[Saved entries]
──────────

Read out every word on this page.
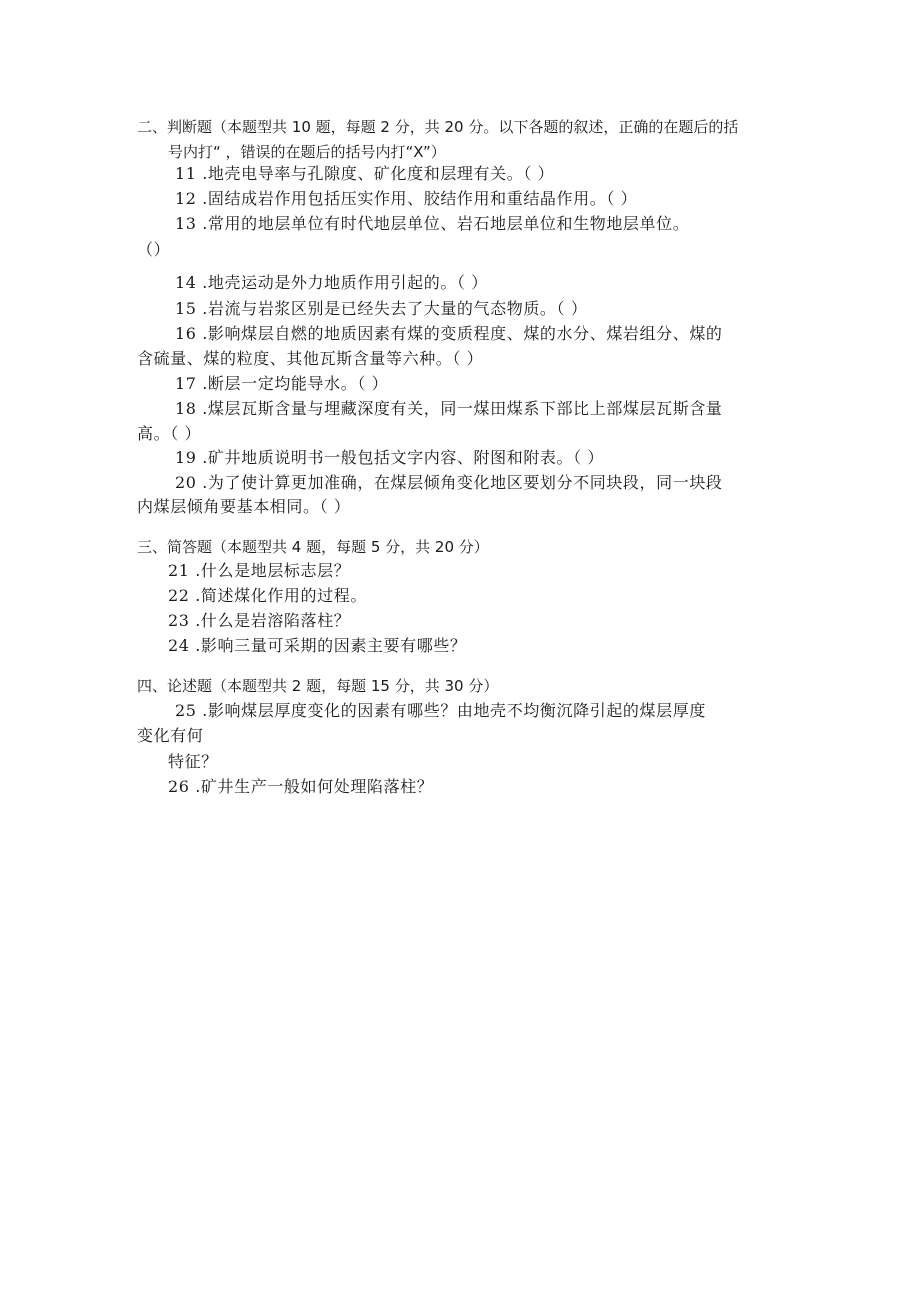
二、判断题（本题型共 10 题，每题 2 分，共 20 分。以下各题的叙述，正确的在题后的括
号内打“ ，错误的在题后的括号内打“X”）
11 .地壳电导率与孔隙度、矿化度和层理有关。（ ）
12 .固结成岩作用包括压实作用、胶结作用和重结晶作用。（ ）
13 .常用的地层单位有时代地层单位、岩石地层单位和生物地层单位。
（）
14 .地壳运动是外力地质作用引起的。（ ）
15 .岩流与岩浆区别是已经失去了大量的气态物质。（ ）
16 .影响煤层自燃的地质因素有煤的变质程度、煤的水分、煤岩组分、煤的
含硫量、煤的粒度、其他瓦斯含量等六种。（ ）
17 .断层一定均能导水。（ ）
18 .煤层瓦斯含量与埋藏深度有关，同一煤田煤系下部比上部煤层瓦斯含量
高。（ ）
19 .矿井地质说明书一般包括文字内容、附图和附表。（ ）
20 .为了使计算更加准确，在煤层倾角变化地区要划分不同块段，同一块段
内煤层倾角要基本相同。（ ）
三、简答题（本题型共 4 题，每题 5 分，共 20 分）
21 .什么是地层标志层？
22 .简述煤化作用的过程。
23 .什么是岩溶陷落柱？
24 .影响三量可采期的因素主要有哪些？
四、论述题（本题型共 2 题，每题 15 分，共 30 分）
25 .影响煤层厚度变化的因素有哪些？由地壳不均衡沉降引起的煤层厚度
变化有何
特征？
26 .矿井生产一般如何处理陷落柱？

──────────

Short task = Which lines in the data above contain "本题型共"? Show each one.

Task result =
二、判断题（本题型共 10 题，每题 2 分，共 20 分。以下各题的叙述，正确的在题后的括
三、简答题（本题型共 4 题，每题 5 分，共 20 分）
四、论述题（本题型共 2 题，每题 15 分，共 30 分）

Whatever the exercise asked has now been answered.